* [EXERCISE DESCRIPTION] From the listing below, return each line that includes "Application".

____________________

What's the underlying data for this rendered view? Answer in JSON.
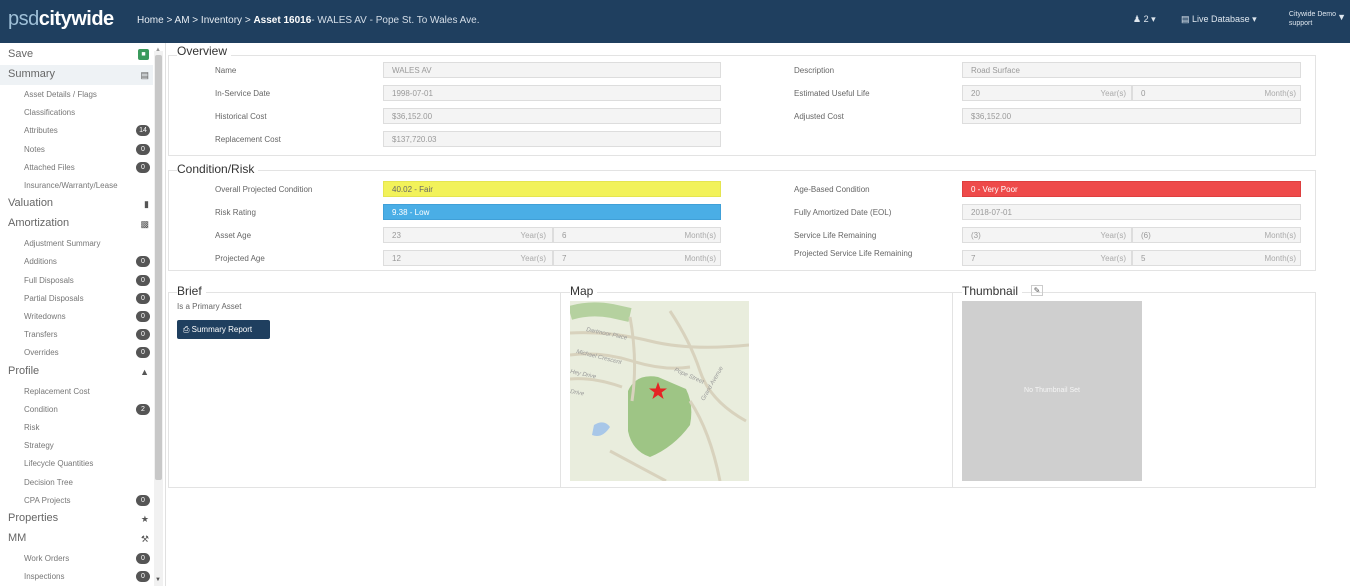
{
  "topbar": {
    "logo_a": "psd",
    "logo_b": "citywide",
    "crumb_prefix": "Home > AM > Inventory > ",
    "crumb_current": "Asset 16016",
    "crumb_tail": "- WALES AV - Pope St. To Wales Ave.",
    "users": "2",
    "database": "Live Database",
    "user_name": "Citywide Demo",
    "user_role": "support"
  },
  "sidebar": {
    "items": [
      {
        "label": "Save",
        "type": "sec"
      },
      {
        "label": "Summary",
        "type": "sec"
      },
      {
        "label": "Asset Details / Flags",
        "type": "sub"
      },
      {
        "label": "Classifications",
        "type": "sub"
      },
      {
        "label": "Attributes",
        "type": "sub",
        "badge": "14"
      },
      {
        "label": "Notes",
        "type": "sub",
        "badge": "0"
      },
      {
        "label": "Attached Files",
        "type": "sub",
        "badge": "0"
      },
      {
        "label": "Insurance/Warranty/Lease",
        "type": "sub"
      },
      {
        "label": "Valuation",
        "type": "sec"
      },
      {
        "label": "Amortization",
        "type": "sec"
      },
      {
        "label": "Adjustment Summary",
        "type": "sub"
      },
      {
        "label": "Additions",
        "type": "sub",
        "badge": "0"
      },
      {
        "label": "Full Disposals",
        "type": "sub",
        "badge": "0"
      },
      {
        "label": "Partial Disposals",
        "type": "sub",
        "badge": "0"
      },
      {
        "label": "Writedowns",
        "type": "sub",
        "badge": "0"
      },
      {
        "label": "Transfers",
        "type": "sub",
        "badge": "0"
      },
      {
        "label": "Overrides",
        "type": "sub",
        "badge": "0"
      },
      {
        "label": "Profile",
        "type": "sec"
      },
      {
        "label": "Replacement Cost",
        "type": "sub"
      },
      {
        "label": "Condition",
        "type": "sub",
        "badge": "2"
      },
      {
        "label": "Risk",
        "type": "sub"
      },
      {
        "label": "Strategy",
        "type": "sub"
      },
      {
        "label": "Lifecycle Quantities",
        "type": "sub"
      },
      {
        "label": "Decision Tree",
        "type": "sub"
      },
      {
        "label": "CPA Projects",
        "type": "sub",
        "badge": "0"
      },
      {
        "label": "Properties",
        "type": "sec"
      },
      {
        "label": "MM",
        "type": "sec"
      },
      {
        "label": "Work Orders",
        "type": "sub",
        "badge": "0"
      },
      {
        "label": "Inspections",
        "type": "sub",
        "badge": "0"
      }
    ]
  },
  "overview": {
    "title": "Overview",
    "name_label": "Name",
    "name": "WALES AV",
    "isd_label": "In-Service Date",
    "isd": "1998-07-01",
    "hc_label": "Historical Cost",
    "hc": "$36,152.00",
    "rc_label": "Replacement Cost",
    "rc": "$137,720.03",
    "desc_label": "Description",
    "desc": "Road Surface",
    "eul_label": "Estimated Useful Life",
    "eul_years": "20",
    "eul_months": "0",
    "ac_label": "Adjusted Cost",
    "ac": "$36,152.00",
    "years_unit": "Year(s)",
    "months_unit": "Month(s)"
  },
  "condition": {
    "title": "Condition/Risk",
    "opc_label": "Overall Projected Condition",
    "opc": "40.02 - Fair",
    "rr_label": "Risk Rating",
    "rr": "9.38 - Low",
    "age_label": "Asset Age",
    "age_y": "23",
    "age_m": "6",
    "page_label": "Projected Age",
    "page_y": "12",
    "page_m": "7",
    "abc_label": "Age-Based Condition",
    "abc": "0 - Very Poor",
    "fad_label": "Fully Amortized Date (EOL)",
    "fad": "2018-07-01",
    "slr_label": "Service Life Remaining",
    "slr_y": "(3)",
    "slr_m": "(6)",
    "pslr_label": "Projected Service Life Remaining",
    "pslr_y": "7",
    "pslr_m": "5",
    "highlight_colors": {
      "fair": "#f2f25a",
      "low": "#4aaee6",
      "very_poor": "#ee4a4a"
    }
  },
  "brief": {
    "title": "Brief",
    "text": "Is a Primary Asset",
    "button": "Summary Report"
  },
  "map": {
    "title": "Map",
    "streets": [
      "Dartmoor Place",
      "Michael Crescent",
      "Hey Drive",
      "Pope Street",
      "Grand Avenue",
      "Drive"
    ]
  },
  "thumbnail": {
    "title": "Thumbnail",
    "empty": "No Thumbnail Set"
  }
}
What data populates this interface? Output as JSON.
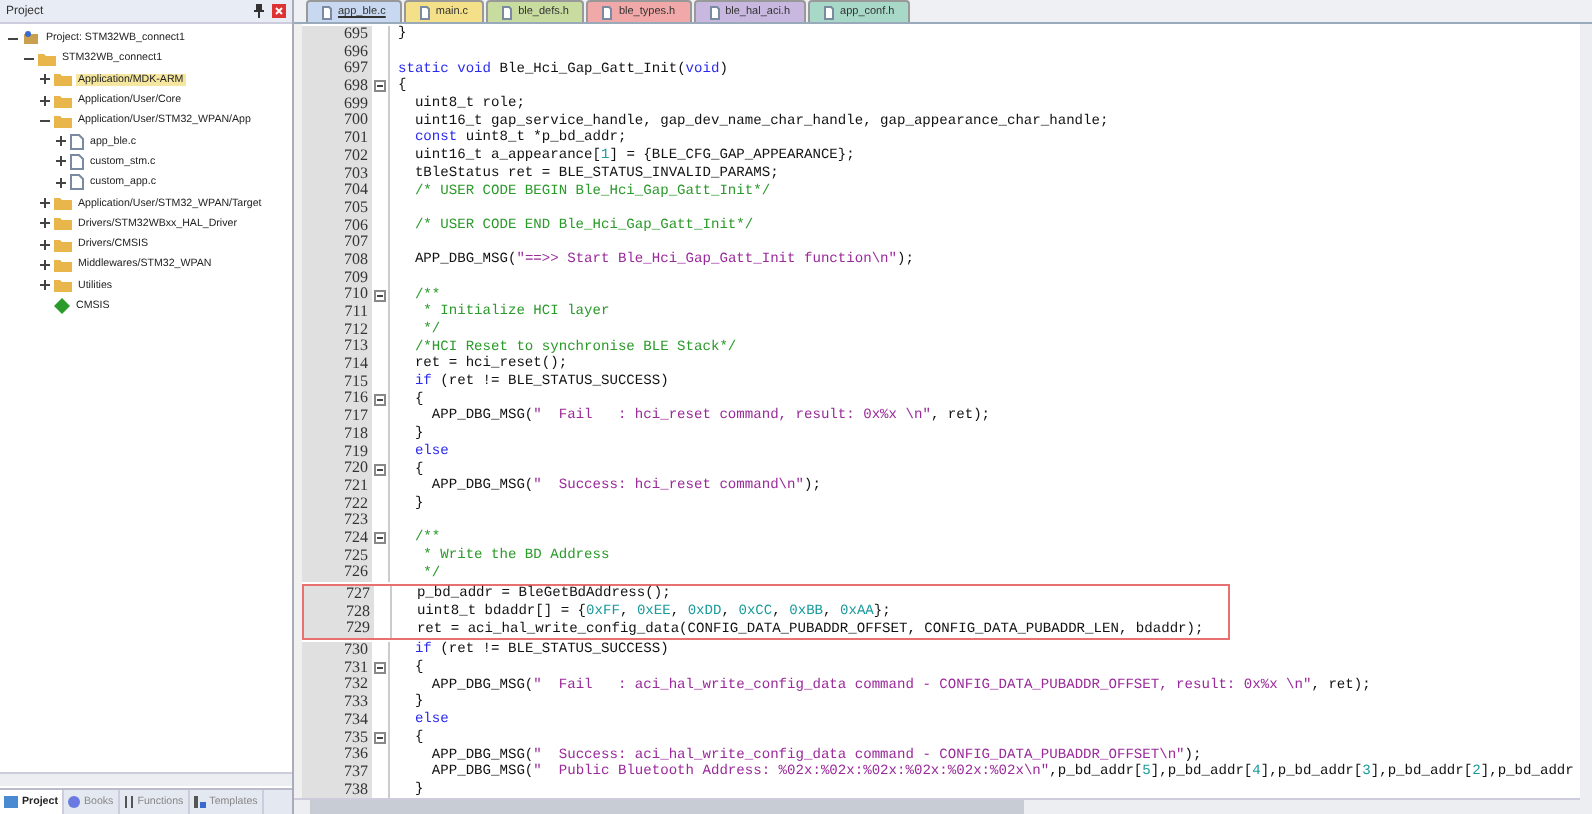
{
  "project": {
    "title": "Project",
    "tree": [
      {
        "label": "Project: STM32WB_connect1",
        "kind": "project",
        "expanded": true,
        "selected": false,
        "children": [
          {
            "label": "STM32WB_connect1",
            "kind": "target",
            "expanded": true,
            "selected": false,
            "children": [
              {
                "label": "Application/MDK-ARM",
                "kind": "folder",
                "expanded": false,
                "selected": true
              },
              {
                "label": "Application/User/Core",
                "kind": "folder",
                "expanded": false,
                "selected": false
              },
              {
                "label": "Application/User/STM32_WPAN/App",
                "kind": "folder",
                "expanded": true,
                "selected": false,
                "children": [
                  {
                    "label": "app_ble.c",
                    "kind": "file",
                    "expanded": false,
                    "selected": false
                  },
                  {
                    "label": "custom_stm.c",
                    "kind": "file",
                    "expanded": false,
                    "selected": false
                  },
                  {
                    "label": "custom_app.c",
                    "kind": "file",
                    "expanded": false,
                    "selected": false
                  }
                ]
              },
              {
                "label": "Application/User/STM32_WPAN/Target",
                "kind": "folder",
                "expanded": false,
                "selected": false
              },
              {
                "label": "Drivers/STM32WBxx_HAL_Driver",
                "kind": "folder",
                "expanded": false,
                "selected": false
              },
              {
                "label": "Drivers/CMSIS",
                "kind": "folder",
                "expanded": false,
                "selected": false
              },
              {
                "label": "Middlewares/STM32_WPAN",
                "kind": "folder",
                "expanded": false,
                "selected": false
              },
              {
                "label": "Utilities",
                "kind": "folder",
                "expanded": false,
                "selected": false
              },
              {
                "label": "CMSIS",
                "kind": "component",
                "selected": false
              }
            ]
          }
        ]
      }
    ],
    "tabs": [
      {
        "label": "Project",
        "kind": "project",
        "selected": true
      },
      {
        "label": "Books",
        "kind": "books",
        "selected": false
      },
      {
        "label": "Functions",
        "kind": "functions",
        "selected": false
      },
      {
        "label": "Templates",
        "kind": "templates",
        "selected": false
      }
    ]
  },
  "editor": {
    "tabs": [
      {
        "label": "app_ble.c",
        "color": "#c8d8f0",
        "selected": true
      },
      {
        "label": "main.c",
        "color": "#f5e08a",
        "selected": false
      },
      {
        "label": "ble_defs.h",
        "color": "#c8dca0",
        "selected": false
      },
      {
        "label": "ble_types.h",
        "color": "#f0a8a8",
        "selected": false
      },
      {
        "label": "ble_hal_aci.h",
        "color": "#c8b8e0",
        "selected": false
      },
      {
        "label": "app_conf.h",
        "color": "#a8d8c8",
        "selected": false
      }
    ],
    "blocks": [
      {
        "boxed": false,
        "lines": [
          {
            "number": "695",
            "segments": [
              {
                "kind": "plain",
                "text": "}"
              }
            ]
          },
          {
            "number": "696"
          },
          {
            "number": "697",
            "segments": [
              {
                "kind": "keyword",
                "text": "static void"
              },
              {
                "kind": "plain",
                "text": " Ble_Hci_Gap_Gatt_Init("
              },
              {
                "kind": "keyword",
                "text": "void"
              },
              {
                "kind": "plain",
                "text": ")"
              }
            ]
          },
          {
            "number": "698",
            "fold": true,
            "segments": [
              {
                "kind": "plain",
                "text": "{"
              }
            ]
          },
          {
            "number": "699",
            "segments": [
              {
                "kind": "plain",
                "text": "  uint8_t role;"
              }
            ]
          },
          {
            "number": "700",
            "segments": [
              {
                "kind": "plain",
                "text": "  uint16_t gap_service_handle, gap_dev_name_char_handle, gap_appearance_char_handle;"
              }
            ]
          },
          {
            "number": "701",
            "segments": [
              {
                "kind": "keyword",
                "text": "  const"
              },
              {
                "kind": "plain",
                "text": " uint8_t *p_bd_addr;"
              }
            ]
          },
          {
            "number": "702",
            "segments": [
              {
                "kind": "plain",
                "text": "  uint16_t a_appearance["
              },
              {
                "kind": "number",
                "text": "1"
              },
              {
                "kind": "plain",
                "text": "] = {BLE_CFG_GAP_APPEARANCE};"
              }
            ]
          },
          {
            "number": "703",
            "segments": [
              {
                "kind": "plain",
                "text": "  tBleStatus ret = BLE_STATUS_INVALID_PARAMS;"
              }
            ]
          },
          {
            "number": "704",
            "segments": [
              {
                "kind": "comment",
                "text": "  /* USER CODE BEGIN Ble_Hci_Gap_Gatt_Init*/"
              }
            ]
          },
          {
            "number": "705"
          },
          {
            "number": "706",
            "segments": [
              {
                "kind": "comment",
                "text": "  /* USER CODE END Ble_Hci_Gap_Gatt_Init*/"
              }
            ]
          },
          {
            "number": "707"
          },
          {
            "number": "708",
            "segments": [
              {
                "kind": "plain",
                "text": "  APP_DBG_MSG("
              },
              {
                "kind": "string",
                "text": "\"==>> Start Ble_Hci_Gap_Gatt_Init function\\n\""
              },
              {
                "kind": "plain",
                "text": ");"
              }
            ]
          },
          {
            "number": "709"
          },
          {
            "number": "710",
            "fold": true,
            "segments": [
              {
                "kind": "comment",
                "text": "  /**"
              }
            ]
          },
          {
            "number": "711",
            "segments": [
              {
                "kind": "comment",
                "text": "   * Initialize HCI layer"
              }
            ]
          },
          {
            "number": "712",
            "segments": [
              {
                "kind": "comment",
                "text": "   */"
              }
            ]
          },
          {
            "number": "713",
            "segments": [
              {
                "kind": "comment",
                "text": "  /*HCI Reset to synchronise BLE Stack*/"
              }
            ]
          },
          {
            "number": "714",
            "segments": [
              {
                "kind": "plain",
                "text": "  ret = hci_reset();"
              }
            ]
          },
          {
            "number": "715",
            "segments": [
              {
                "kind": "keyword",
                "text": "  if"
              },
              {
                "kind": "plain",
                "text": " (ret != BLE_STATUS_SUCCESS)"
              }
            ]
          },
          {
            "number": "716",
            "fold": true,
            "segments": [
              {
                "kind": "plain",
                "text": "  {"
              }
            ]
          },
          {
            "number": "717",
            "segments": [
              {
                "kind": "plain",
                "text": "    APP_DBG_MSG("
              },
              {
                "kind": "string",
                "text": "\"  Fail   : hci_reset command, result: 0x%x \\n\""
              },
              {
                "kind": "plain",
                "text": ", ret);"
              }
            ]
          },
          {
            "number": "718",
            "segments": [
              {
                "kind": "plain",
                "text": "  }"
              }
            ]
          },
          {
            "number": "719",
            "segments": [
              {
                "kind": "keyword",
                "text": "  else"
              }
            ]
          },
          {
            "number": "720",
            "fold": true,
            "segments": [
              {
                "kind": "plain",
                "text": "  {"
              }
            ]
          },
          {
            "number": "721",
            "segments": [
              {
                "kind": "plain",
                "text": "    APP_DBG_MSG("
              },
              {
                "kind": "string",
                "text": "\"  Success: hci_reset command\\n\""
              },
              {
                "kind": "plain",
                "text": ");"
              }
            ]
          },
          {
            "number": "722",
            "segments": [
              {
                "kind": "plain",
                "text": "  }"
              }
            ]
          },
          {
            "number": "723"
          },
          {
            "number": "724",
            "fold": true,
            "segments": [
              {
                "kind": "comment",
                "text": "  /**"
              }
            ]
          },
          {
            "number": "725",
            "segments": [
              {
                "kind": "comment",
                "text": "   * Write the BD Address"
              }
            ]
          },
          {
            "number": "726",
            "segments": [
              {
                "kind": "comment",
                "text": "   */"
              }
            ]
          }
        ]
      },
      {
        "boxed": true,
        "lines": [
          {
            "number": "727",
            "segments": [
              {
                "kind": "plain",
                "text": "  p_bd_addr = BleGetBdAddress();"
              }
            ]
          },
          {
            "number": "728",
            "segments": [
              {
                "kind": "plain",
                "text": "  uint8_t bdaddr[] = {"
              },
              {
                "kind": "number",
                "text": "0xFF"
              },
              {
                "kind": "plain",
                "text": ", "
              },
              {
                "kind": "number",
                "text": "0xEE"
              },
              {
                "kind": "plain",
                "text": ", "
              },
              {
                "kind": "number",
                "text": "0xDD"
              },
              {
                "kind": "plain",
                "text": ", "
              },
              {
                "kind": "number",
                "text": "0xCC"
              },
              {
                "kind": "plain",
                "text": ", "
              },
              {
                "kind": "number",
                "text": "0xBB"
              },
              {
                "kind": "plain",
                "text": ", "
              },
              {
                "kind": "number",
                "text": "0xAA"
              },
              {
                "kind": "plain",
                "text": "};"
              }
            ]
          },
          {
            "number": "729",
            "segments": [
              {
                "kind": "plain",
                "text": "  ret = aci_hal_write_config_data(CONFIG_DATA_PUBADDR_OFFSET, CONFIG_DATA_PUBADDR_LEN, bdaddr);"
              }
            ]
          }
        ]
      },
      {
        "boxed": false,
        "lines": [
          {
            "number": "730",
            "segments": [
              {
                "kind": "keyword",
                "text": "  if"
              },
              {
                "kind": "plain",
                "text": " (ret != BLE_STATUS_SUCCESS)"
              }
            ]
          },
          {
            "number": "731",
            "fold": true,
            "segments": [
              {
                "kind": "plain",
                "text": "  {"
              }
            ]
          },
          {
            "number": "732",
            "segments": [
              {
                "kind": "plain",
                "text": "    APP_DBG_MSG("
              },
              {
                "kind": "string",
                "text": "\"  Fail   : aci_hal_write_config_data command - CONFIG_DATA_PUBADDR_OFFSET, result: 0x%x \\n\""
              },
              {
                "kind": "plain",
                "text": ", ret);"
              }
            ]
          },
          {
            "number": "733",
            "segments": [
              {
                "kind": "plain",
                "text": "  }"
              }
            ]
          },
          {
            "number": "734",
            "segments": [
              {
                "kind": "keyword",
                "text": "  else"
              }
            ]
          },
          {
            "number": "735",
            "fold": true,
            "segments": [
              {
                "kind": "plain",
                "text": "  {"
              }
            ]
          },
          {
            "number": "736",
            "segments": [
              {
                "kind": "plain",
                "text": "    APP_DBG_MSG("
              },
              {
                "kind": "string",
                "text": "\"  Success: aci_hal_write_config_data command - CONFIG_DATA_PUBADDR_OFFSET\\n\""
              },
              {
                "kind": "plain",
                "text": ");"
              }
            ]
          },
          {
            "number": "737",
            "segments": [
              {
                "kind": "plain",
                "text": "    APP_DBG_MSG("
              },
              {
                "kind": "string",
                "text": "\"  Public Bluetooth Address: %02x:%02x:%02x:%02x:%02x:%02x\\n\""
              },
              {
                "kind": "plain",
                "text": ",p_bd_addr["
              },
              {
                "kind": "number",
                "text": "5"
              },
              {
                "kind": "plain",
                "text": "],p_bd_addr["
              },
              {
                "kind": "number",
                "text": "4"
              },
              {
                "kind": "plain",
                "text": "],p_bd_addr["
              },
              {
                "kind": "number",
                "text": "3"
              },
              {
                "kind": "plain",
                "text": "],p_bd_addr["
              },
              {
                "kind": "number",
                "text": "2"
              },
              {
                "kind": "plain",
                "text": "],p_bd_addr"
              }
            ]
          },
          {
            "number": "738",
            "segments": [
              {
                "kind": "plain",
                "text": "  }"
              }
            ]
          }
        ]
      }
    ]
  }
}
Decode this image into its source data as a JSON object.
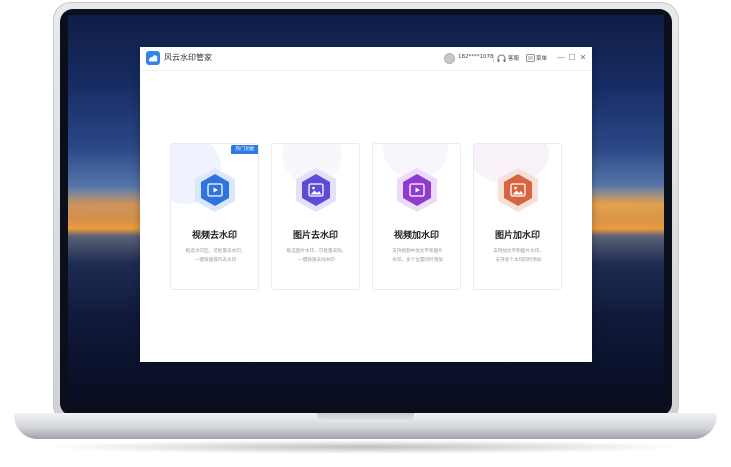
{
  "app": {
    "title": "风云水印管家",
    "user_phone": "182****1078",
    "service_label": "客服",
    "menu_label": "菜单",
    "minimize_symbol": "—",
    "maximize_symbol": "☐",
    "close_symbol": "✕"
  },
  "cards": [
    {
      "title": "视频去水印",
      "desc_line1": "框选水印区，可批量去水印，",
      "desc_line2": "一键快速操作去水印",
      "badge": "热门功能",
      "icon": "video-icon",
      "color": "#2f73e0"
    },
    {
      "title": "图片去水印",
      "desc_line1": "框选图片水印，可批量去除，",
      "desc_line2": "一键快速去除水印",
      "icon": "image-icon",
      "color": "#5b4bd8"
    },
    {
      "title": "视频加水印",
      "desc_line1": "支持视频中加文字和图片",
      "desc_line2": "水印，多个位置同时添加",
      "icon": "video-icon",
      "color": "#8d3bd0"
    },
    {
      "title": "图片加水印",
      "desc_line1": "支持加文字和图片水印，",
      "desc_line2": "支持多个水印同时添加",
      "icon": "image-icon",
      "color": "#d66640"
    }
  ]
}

____________________

* [THE RESULT]
                "label": "Application/MDK-ARM",
                "label": "Application/User/Core",
                "label": "Application/User/STM32_WPAN/App",
                "label": "Application/User/STM32_WPAN/Target",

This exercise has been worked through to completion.